Prompt:
Locate all lines with the word "arcmin". Copy them.

Exercise data:
= = = = =

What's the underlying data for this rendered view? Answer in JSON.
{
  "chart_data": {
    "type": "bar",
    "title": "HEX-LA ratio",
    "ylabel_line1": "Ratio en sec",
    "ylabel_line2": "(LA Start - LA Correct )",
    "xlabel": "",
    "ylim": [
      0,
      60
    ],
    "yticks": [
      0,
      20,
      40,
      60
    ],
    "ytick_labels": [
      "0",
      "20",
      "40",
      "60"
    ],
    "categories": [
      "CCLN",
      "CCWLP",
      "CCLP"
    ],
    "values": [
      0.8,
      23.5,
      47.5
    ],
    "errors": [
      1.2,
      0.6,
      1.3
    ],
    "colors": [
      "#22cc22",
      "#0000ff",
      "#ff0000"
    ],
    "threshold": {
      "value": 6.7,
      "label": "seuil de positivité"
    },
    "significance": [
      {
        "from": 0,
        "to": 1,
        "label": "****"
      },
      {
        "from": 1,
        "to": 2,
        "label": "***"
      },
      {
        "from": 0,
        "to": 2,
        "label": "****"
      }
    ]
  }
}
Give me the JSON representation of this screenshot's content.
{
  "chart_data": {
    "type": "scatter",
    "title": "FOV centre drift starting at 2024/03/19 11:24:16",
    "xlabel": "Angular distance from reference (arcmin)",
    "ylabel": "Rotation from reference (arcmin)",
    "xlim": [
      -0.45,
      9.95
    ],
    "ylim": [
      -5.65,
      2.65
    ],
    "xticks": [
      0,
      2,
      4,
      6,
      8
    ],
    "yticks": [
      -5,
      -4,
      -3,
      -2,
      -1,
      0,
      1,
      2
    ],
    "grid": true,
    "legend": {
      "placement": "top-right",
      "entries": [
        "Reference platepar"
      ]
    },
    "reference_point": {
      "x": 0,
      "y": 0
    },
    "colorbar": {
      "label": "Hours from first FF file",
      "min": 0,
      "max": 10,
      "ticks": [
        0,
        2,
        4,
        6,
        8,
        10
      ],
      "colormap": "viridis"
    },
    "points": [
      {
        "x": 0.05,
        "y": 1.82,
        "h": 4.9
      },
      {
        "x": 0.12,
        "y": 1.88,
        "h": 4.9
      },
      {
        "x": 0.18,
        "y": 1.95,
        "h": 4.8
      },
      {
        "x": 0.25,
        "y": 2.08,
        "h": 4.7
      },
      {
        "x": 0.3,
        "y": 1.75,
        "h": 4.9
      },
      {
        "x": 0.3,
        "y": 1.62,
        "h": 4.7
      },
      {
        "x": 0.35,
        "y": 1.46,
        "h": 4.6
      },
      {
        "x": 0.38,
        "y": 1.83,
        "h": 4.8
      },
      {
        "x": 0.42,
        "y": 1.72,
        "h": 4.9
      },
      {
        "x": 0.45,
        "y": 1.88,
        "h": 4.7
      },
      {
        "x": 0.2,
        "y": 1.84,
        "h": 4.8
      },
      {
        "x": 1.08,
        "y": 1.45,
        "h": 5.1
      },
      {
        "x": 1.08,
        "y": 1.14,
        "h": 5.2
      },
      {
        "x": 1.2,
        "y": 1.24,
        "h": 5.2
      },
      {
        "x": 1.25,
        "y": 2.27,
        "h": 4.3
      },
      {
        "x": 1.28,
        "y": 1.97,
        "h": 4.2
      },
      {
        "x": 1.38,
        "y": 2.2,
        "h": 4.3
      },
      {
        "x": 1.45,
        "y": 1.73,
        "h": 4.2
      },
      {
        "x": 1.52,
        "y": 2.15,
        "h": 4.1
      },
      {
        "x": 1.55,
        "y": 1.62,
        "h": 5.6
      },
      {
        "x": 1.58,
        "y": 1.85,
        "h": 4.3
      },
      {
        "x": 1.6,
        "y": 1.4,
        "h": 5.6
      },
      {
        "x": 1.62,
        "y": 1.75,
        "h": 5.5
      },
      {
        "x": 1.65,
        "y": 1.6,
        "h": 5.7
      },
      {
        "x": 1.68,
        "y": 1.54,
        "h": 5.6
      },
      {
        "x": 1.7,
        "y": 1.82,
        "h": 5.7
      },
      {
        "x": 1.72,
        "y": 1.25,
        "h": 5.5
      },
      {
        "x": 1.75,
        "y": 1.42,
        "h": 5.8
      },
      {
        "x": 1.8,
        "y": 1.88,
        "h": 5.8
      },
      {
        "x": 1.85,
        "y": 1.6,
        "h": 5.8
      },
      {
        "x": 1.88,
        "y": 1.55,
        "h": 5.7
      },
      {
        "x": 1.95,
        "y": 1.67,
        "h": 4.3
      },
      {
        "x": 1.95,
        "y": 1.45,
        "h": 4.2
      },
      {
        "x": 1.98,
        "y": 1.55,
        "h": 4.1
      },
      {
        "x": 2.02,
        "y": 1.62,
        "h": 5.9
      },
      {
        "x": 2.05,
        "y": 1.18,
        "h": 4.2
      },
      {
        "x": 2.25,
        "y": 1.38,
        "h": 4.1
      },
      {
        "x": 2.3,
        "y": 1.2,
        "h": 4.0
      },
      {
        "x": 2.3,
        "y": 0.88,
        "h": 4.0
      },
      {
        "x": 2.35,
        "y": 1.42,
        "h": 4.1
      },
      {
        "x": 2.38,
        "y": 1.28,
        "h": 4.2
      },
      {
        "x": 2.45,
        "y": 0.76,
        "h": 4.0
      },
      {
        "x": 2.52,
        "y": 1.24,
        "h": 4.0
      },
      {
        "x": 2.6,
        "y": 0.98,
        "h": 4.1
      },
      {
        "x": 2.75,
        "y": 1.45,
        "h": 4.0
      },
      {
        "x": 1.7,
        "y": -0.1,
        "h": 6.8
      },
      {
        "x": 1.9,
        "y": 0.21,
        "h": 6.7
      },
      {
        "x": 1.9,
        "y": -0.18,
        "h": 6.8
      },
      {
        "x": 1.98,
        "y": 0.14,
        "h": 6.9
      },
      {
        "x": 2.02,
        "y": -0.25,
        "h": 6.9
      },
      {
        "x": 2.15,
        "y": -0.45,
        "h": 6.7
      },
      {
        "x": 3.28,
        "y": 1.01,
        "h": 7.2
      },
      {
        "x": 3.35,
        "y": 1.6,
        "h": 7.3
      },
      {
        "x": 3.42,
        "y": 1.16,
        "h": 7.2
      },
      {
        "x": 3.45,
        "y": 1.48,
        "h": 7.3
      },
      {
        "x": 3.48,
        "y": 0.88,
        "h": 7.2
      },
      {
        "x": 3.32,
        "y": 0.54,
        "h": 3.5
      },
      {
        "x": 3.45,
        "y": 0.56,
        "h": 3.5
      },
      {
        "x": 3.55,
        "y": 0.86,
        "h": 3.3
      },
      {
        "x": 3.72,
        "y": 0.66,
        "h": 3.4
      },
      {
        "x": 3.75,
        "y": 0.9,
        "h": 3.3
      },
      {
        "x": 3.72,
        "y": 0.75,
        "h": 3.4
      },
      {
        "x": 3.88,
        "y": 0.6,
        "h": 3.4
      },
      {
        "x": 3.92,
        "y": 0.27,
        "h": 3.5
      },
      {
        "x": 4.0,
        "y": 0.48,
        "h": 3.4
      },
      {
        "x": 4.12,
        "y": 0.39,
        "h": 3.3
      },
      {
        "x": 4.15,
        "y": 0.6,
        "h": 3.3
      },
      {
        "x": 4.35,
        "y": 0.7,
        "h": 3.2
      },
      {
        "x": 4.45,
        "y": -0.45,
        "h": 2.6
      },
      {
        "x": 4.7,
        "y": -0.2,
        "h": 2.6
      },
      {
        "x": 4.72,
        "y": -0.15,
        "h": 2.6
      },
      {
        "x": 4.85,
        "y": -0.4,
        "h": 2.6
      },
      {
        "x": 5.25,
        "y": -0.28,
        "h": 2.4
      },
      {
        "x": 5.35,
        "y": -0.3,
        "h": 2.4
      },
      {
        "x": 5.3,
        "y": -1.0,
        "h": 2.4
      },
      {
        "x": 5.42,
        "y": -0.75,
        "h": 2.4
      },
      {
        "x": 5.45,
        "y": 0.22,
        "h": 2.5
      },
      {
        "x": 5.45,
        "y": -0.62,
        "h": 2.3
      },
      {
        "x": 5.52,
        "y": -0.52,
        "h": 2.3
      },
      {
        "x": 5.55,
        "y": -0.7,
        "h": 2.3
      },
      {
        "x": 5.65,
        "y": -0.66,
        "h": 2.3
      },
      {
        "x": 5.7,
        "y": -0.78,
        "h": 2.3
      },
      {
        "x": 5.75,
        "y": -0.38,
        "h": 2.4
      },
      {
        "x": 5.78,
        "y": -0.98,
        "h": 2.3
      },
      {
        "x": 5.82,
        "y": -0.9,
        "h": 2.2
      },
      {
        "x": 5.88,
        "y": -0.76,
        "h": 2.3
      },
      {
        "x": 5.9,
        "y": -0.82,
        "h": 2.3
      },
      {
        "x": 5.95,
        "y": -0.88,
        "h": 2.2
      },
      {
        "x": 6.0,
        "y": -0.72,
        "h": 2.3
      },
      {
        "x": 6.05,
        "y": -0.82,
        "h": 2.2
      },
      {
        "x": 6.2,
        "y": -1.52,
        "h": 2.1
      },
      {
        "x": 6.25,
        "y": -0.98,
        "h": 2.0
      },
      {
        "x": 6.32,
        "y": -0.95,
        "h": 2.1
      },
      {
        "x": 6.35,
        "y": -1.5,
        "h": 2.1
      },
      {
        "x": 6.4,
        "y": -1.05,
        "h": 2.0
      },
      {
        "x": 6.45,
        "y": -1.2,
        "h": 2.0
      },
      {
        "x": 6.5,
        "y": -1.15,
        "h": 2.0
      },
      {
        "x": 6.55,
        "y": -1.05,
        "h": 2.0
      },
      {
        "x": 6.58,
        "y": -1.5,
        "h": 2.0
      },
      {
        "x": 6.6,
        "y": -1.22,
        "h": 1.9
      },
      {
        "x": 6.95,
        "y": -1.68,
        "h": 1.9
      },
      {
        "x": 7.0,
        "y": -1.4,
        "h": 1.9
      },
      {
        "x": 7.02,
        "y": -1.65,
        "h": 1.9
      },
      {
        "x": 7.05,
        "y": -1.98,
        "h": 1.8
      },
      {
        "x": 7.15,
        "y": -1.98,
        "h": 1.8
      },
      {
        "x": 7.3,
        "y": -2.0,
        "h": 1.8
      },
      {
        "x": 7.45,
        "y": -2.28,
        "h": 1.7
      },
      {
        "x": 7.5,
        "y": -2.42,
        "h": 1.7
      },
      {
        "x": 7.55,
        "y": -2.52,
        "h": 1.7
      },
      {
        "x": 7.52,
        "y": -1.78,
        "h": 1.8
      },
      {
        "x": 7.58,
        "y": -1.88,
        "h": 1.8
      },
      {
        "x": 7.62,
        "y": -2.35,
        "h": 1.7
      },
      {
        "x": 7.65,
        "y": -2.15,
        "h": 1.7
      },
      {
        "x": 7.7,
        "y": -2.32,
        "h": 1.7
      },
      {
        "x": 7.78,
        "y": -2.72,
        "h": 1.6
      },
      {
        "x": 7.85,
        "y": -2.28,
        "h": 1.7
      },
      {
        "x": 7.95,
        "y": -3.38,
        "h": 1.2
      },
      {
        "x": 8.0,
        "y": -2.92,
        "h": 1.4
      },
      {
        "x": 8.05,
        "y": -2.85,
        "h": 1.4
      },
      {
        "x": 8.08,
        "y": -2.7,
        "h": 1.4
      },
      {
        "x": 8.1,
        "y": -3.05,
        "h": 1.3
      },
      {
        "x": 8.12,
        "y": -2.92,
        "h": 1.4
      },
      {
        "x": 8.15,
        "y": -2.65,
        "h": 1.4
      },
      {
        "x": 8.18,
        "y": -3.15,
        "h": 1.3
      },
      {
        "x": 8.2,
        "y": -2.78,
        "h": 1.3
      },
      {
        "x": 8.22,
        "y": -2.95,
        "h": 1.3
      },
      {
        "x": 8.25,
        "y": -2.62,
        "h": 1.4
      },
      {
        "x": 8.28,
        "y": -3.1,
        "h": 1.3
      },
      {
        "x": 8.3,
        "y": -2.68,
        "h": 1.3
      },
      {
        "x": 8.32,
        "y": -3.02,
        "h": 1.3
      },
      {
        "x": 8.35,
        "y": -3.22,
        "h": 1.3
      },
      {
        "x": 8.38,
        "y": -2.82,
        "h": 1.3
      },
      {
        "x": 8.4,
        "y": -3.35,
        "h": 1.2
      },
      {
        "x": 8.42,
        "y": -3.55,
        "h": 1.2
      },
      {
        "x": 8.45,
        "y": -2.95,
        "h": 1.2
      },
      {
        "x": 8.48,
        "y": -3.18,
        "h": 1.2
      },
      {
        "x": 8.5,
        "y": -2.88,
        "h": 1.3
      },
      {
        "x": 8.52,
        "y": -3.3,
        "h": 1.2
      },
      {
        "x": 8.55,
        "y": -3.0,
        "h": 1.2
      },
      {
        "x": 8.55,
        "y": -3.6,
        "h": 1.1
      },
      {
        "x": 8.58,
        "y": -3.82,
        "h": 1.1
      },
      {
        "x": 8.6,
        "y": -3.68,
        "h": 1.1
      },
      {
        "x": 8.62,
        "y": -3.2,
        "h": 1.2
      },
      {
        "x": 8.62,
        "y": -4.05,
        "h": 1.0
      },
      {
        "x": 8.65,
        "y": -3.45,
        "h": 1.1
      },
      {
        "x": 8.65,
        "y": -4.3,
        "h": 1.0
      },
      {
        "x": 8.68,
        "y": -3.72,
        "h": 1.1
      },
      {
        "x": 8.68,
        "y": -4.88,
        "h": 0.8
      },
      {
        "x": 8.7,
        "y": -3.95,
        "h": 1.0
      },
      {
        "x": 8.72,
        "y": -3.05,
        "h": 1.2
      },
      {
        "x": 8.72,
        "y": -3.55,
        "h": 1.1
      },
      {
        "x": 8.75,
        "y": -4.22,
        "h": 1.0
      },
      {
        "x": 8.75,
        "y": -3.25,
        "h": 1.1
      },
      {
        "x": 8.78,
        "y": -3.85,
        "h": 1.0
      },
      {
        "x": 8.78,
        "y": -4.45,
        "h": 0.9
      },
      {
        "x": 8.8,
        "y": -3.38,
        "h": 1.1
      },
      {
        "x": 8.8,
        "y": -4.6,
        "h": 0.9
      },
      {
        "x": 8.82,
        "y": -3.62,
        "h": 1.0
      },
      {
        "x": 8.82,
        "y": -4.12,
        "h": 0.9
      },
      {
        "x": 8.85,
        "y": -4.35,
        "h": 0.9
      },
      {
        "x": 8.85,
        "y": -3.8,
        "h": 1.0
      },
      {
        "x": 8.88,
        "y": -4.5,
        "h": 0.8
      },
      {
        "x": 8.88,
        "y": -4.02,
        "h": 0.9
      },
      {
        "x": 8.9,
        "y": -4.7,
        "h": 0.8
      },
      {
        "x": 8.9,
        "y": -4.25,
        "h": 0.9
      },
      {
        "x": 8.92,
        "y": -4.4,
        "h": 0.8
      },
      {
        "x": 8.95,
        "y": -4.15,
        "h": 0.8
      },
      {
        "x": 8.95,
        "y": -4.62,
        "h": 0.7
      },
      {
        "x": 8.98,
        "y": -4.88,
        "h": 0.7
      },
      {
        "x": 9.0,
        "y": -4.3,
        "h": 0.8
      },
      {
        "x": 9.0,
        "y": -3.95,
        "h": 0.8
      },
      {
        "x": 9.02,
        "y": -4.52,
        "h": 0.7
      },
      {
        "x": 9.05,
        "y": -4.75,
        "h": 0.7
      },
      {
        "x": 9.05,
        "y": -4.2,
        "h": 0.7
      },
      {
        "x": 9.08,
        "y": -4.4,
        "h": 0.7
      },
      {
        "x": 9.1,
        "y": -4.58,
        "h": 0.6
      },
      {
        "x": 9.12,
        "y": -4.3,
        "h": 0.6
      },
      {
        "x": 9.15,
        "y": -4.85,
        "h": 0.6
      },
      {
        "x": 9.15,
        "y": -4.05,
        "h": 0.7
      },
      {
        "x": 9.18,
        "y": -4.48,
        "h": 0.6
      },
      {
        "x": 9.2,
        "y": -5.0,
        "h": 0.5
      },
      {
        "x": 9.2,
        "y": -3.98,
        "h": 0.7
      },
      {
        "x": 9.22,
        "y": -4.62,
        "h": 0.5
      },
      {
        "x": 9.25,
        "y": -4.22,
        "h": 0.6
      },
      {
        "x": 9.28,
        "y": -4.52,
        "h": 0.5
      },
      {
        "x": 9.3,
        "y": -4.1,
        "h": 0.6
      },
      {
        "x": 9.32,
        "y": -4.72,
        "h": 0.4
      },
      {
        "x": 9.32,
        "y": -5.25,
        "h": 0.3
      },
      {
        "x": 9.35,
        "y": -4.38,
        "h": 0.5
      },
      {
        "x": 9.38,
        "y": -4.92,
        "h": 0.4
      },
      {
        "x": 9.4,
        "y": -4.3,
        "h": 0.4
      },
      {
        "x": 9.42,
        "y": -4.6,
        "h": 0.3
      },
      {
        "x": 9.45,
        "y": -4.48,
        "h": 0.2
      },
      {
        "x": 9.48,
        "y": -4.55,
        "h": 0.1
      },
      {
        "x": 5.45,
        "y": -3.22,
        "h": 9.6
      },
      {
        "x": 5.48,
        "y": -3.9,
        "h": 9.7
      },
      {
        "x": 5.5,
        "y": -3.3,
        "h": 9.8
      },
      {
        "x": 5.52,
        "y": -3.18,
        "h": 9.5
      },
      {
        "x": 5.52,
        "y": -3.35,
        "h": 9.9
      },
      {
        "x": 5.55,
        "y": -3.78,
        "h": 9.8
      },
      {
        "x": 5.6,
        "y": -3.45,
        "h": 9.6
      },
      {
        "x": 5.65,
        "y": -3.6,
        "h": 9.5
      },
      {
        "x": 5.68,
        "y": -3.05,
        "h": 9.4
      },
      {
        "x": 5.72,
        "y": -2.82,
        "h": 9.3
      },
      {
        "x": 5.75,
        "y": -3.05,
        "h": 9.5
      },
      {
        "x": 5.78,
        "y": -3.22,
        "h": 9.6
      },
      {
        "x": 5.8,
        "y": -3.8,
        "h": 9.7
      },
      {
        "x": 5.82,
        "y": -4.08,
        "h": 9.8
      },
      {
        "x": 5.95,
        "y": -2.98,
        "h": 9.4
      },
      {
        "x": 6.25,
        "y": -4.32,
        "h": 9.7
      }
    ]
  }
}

= = = = =

Right answer:
    "xlabel": "Angular distance from reference (arcmin)",
    "ylabel": "Rotation from reference (arcmin)",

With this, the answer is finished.